WHAT IS ASKED — Gather all lines in the records below that include the word "månad".
══ INPUT FOR THIS TASK ══
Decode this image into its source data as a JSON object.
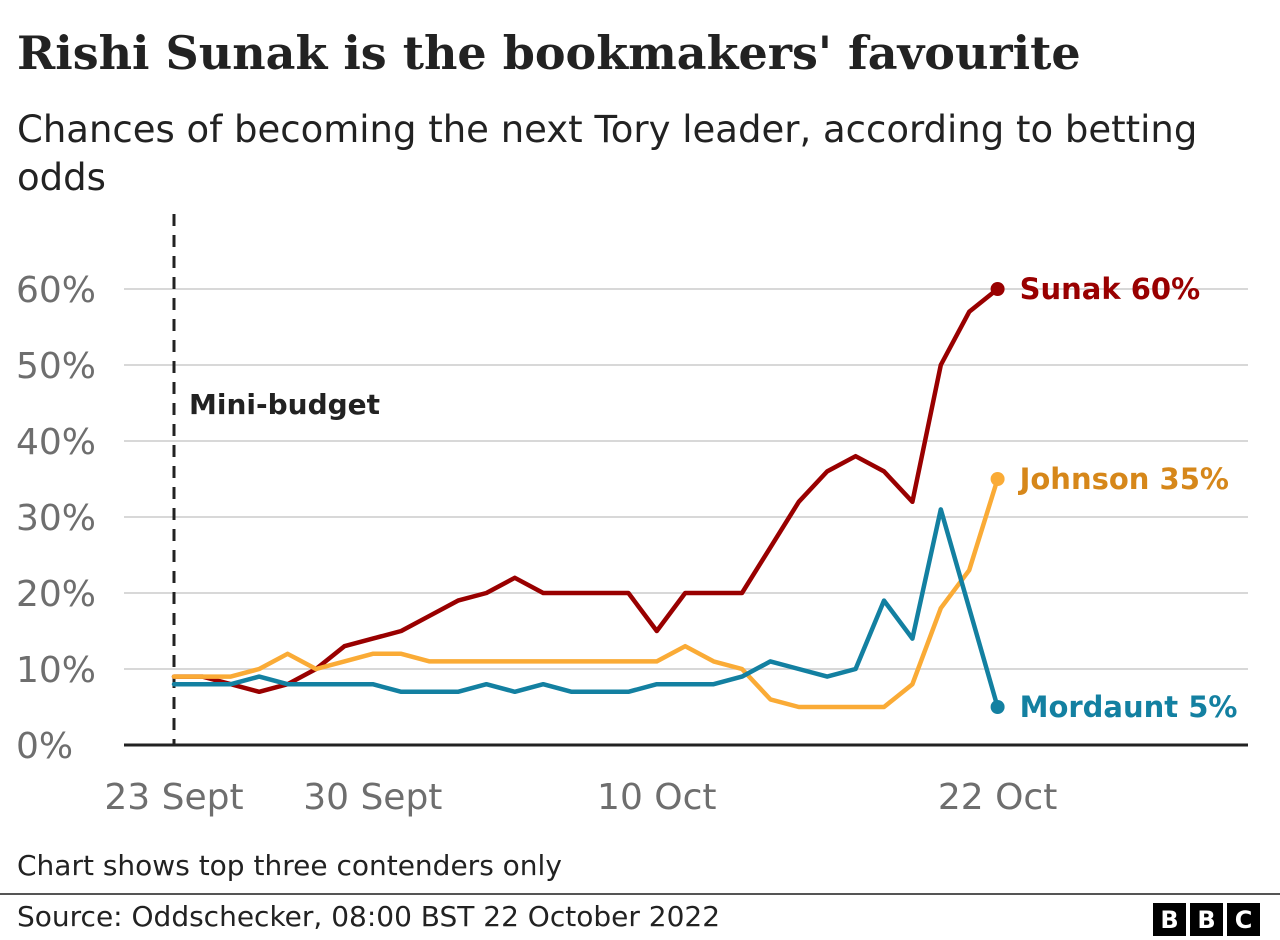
{
  "title": "Rishi Sunak is the bookmakers' favourite",
  "subtitle": "Chances of becoming the next Tory leader, according to betting odds",
  "note": "Chart shows top three contenders only",
  "source": "Source: Oddschecker, 08:00 BST 22 October 2022",
  "logo": [
    "B",
    "B",
    "C"
  ],
  "chart_data": {
    "type": "line",
    "x_start_day": "23 Sept 2022",
    "x_end_day": "22 Oct 2022",
    "xticks": [
      {
        "label": "23 Sept",
        "x": 0
      },
      {
        "label": "30 Sept",
        "x": 7
      },
      {
        "label": "10 Oct",
        "x": 17
      },
      {
        "label": "22 Oct",
        "x": 29
      }
    ],
    "ylim": [
      0,
      60
    ],
    "yticks": [
      {
        "label": "0%",
        "y": 0
      },
      {
        "label": "10%",
        "y": 10
      },
      {
        "label": "20%",
        "y": 20
      },
      {
        "label": "30%",
        "y": 30
      },
      {
        "label": "40%",
        "y": 40
      },
      {
        "label": "50%",
        "y": 50
      },
      {
        "label": "60%",
        "y": 60
      }
    ],
    "grid": true,
    "annotation": {
      "label": "Mini-budget",
      "x": 0
    },
    "x": [
      0,
      1,
      2,
      3,
      4,
      5,
      6,
      7,
      8,
      9,
      10,
      11,
      12,
      13,
      14,
      15,
      16,
      17,
      18,
      19,
      20,
      21,
      22,
      23,
      24,
      25,
      26,
      27,
      28,
      29
    ],
    "series": [
      {
        "name": "Sunak",
        "label": "Sunak 60%",
        "color": "#990000",
        "values": [
          9,
          9,
          8,
          7,
          8,
          10,
          13,
          14,
          15,
          17,
          19,
          20,
          22,
          20,
          20,
          20,
          20,
          15,
          20,
          20,
          20,
          26,
          32,
          36,
          38,
          36,
          32,
          50,
          57,
          60
        ]
      },
      {
        "name": "Johnson",
        "label": "Johnson 35%",
        "color": "#FAAB36",
        "label_color": "#D6871A",
        "values": [
          9,
          9,
          9,
          10,
          12,
          10,
          11,
          12,
          12,
          11,
          11,
          11,
          11,
          11,
          11,
          11,
          11,
          11,
          13,
          11,
          10,
          6,
          5,
          5,
          5,
          5,
          8,
          18,
          23,
          35
        ]
      },
      {
        "name": "Mordaunt",
        "label": "Mordaunt 5%",
        "color": "#1380A1",
        "values": [
          8,
          8,
          8,
          9,
          8,
          8,
          8,
          8,
          7,
          7,
          7,
          8,
          7,
          8,
          7,
          7,
          7,
          8,
          8,
          8,
          9,
          11,
          10,
          9,
          10,
          19,
          14,
          31,
          18,
          5
        ]
      }
    ]
  }
}
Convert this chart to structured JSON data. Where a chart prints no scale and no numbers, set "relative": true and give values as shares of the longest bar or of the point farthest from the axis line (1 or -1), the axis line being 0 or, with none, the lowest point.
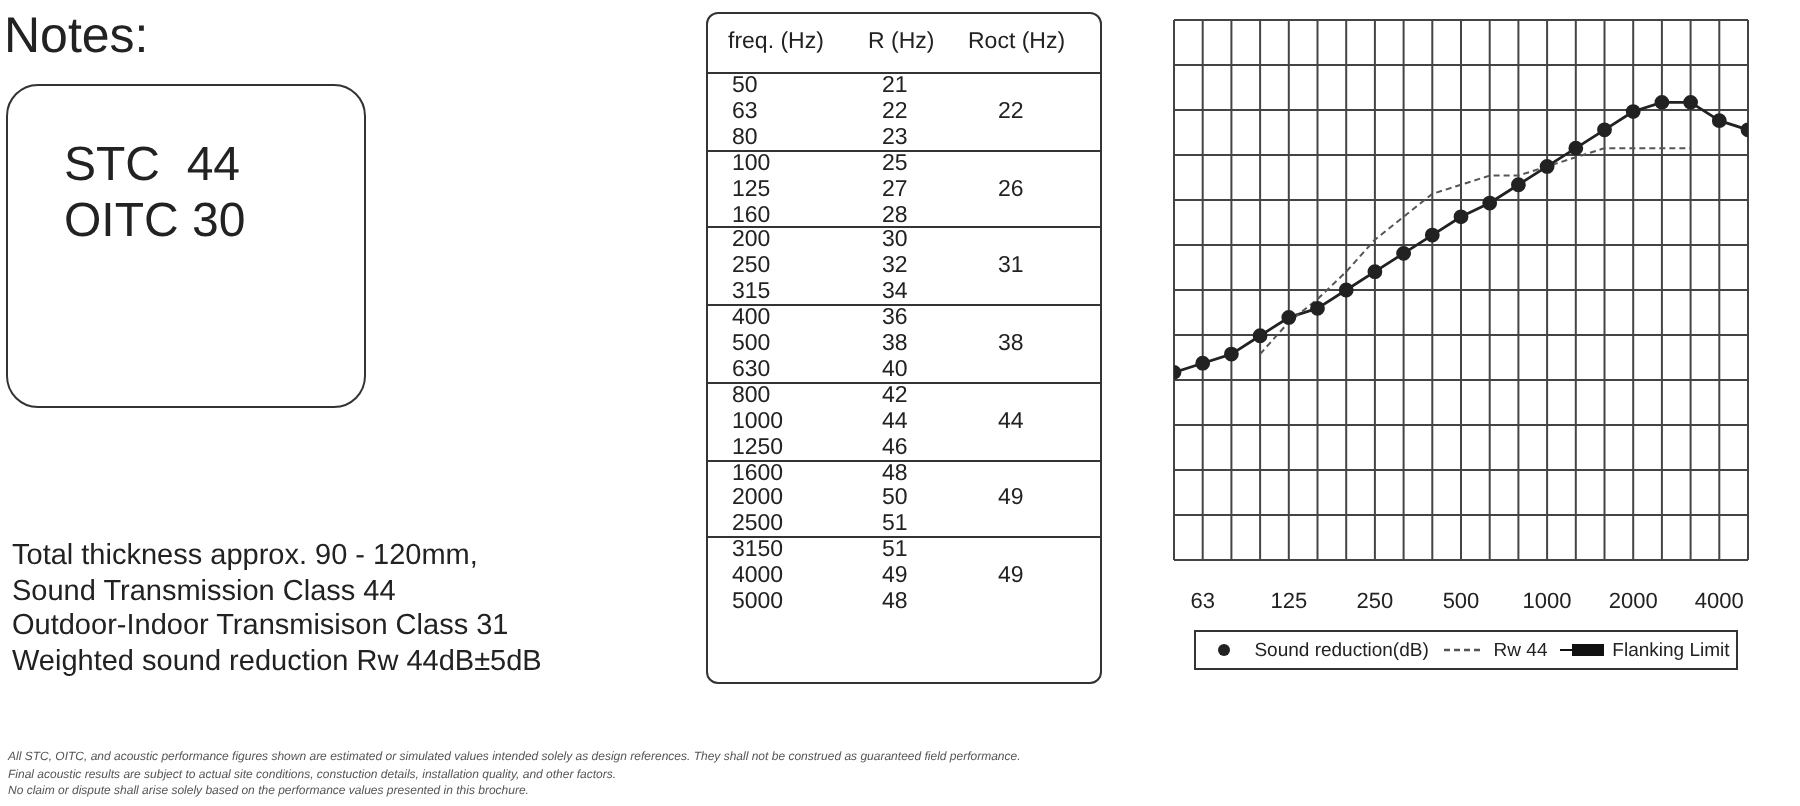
{
  "chart_data": [
    {
      "type": "other",
      "title": "Notes:",
      "annotations": [
        "STC  44",
        "OITC 30",
        "Total thickness approx. 90 - 120mm,",
        "Sound Transmission Class 44",
        "Outdoor-Indoor Transmisison Class 31",
        "Weighted sound reduction Rw 44dB±5dB",
        "All STC, OITC, and acoustic performance figures shown are estimated or simulated values intended solely as design references. They shall not be construed as guaranteed field performance.",
        "Final acoustic results are subject to actual site conditions, constuction details, installation quality, and other factors.",
        "No claim or dispute shall arise solely based on the performance values presented in this brochure."
      ]
    },
    {
      "type": "heatmap",
      "ylabel": "freq. (Hz)",
      "categories": [
        "R (Hz)",
        "Roct (Hz)"
      ],
      "y_categories": [
        "50",
        "63",
        "80",
        "100",
        "125",
        "160",
        "200",
        "250",
        "315",
        "400",
        "500",
        "630",
        "800",
        "1000",
        "1250",
        "1600",
        "2000",
        "2500",
        "3150",
        "4000",
        "5000"
      ],
      "data_labels": true,
      "cells": [
        [
          21,
          null
        ],
        [
          22,
          22
        ],
        [
          23,
          null
        ],
        [
          25,
          null
        ],
        [
          27,
          26
        ],
        [
          28,
          null
        ],
        [
          30,
          null
        ],
        [
          32,
          31
        ],
        [
          34,
          null
        ],
        [
          36,
          null
        ],
        [
          38,
          38
        ],
        [
          40,
          null
        ],
        [
          42,
          null
        ],
        [
          44,
          44
        ],
        [
          46,
          null
        ],
        [
          48,
          null
        ],
        [
          50,
          49
        ],
        [
          51,
          null
        ],
        [
          51,
          null
        ],
        [
          49,
          49
        ],
        [
          48,
          null
        ]
      ]
    },
    {
      "type": "line",
      "relative": true,
      "categories": [
        null,
        "63",
        null,
        null,
        "125",
        null,
        null,
        "250",
        null,
        null,
        "500",
        null,
        null,
        "1000",
        null,
        null,
        "2000",
        null,
        null,
        "4000",
        null
      ],
      "series": [
        {
          "name": "Sound reduction(dB)",
          "color": "#222222",
          "marker": "circle",
          "line_style": "solid",
          "values": [
            0.41,
            0.43,
            0.45,
            0.49,
            0.53,
            0.55,
            0.59,
            0.63,
            0.67,
            0.71,
            0.75,
            0.78,
            0.82,
            0.86,
            0.9,
            0.94,
            0.98,
            1,
            1,
            0.96,
            0.94
          ]
        },
        {
          "name": "Rw 44",
          "color": "#555555",
          "marker": "none",
          "line_style": "dashed",
          "values": [
            null,
            null,
            null,
            0.45,
            0.52,
            0.57,
            0.63,
            0.7,
            0.75,
            0.8,
            0.82,
            0.84,
            0.84,
            0.86,
            0.88,
            0.9,
            0.9,
            0.9,
            0.9,
            null,
            null
          ]
        },
        {
          "name": "Flanking Limit",
          "color": "#111111",
          "marker": "square",
          "line_style": "solid",
          "values": [
            null,
            null,
            null,
            null,
            null,
            null,
            null,
            null,
            null,
            null,
            null,
            null,
            null,
            null,
            null,
            null,
            null,
            null,
            null,
            null,
            null
          ]
        }
      ],
      "grid": true,
      "legend": "bottom"
    }
  ]
}
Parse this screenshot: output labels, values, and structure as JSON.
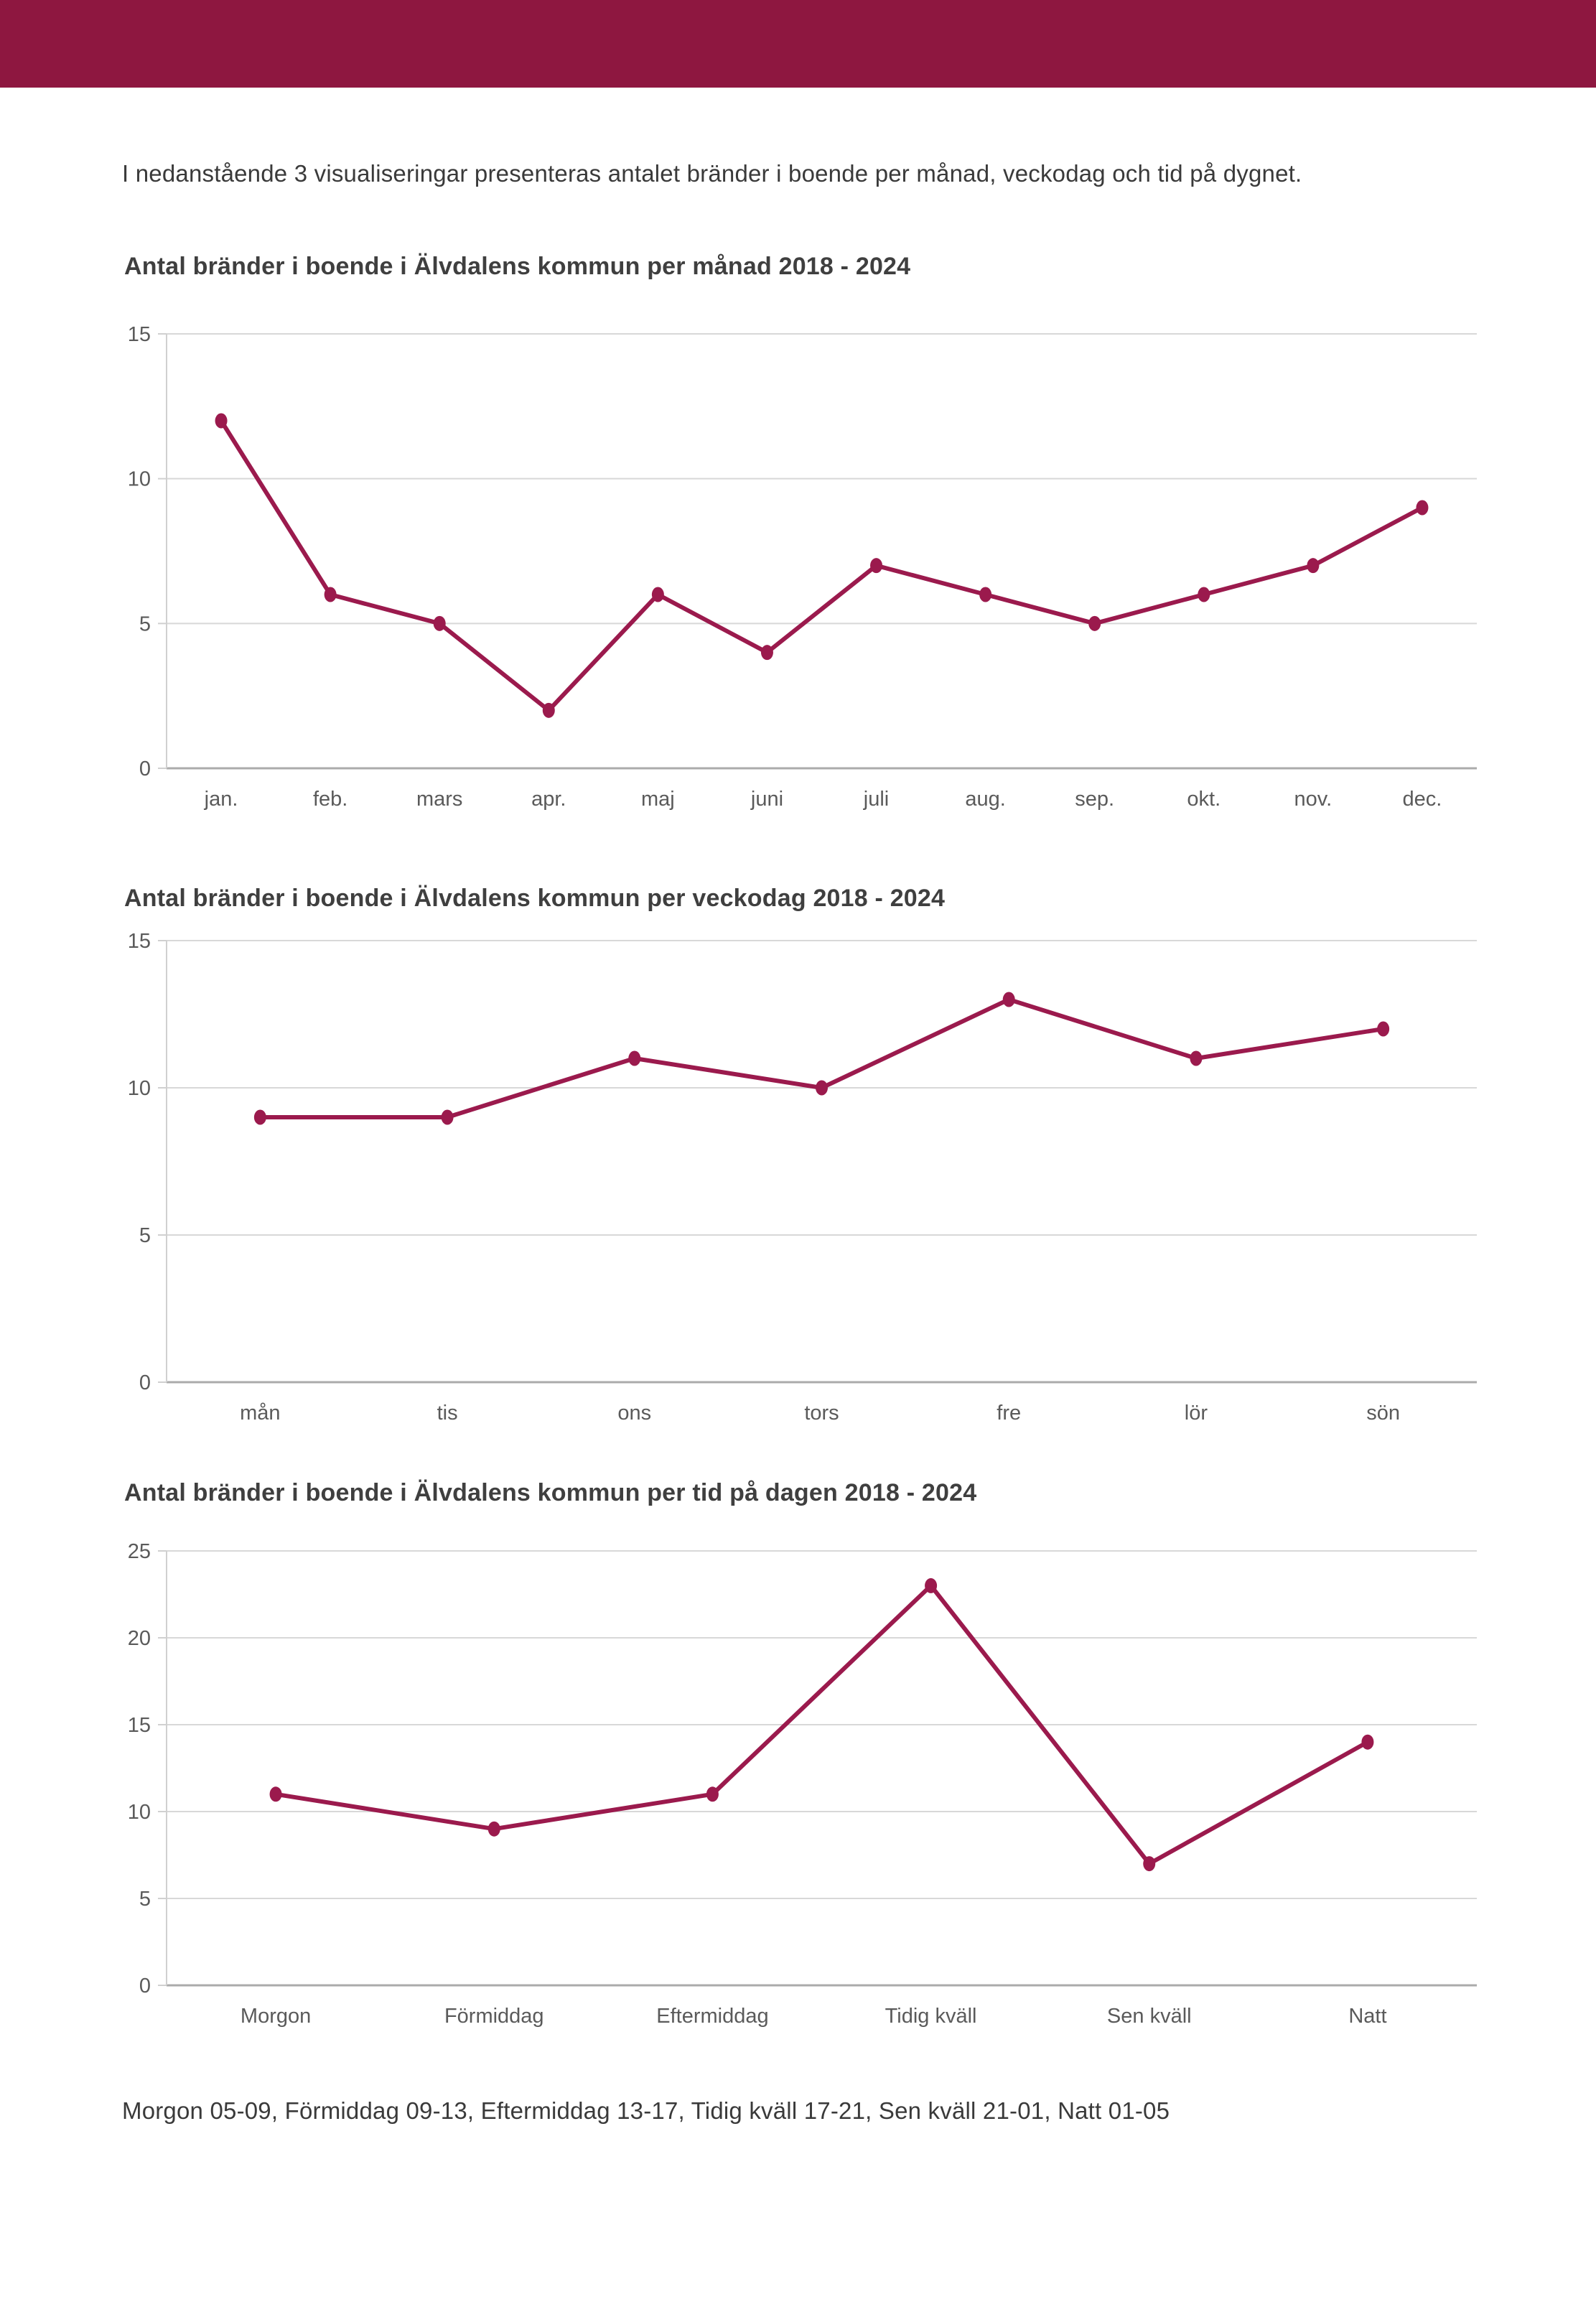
{
  "header": {
    "color": "#8e1740"
  },
  "intro": {
    "text": "I nedanstående 3 visualiseringar presenteras antalet bränder i boende per månad, veckodag och tid på dygnet."
  },
  "caption": {
    "text": "Morgon 05-09, Förmiddag 09-13, Eftermiddag 13-17, Tidig kväll 17-21, Sen kväll 21-01, Natt 01-05"
  },
  "colors": {
    "accent_line": "#9b1a4d",
    "header_bar": "#8e1740",
    "gridline": "#d8d8d8",
    "zero_axis": "#ababab",
    "axis_line": "#d0d0d0",
    "tick_label": "#5a5a5a",
    "title_text": "#3f3f3f",
    "body_text": "#3a3a3a",
    "background": "#ffffff"
  },
  "chart_data": [
    {
      "type": "line",
      "title": "Antal bränder i boende i Älvdalens kommun per månad 2018 - 2024",
      "categories": [
        "jan.",
        "feb.",
        "mars",
        "apr.",
        "maj",
        "juni",
        "juli",
        "aug.",
        "sep.",
        "okt.",
        "nov.",
        "dec."
      ],
      "values": [
        12,
        6,
        5,
        2,
        6,
        4,
        7,
        6,
        5,
        6,
        7,
        9
      ],
      "xlabel": "",
      "ylabel": "",
      "ylim": [
        0,
        15
      ],
      "yticks": [
        0,
        5,
        10,
        15
      ],
      "grid": "horizontal",
      "legend": "none"
    },
    {
      "type": "line",
      "title": "Antal bränder i boende i Älvdalens kommun per veckodag 2018 - 2024",
      "categories": [
        "mån",
        "tis",
        "ons",
        "tors",
        "fre",
        "lör",
        "sön"
      ],
      "values": [
        9,
        9,
        11,
        10,
        13,
        11,
        12
      ],
      "xlabel": "",
      "ylabel": "",
      "ylim": [
        0,
        15
      ],
      "yticks": [
        0,
        5,
        10,
        15
      ],
      "grid": "horizontal",
      "legend": "none"
    },
    {
      "type": "line",
      "title": "Antal bränder i boende i Älvdalens kommun per tid på dagen 2018 - 2024",
      "categories": [
        "Morgon",
        "Förmiddag",
        "Eftermiddag",
        "Tidig kväll",
        "Sen kväll",
        "Natt"
      ],
      "values": [
        11,
        9,
        11,
        23,
        7,
        14
      ],
      "xlabel": "",
      "ylabel": "",
      "ylim": [
        0,
        25
      ],
      "yticks": [
        0,
        5,
        10,
        15,
        20,
        25
      ],
      "grid": "horizontal",
      "legend": "none"
    }
  ]
}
═══
FULL OUTPUT —
    "text": "I nedanstående 3 visualiseringar presenteras antalet bränder i boende per månad, veckodag och tid på dygnet."
      "title": "Antal bränder i boende i Älvdalens kommun per månad 2018 - 2024",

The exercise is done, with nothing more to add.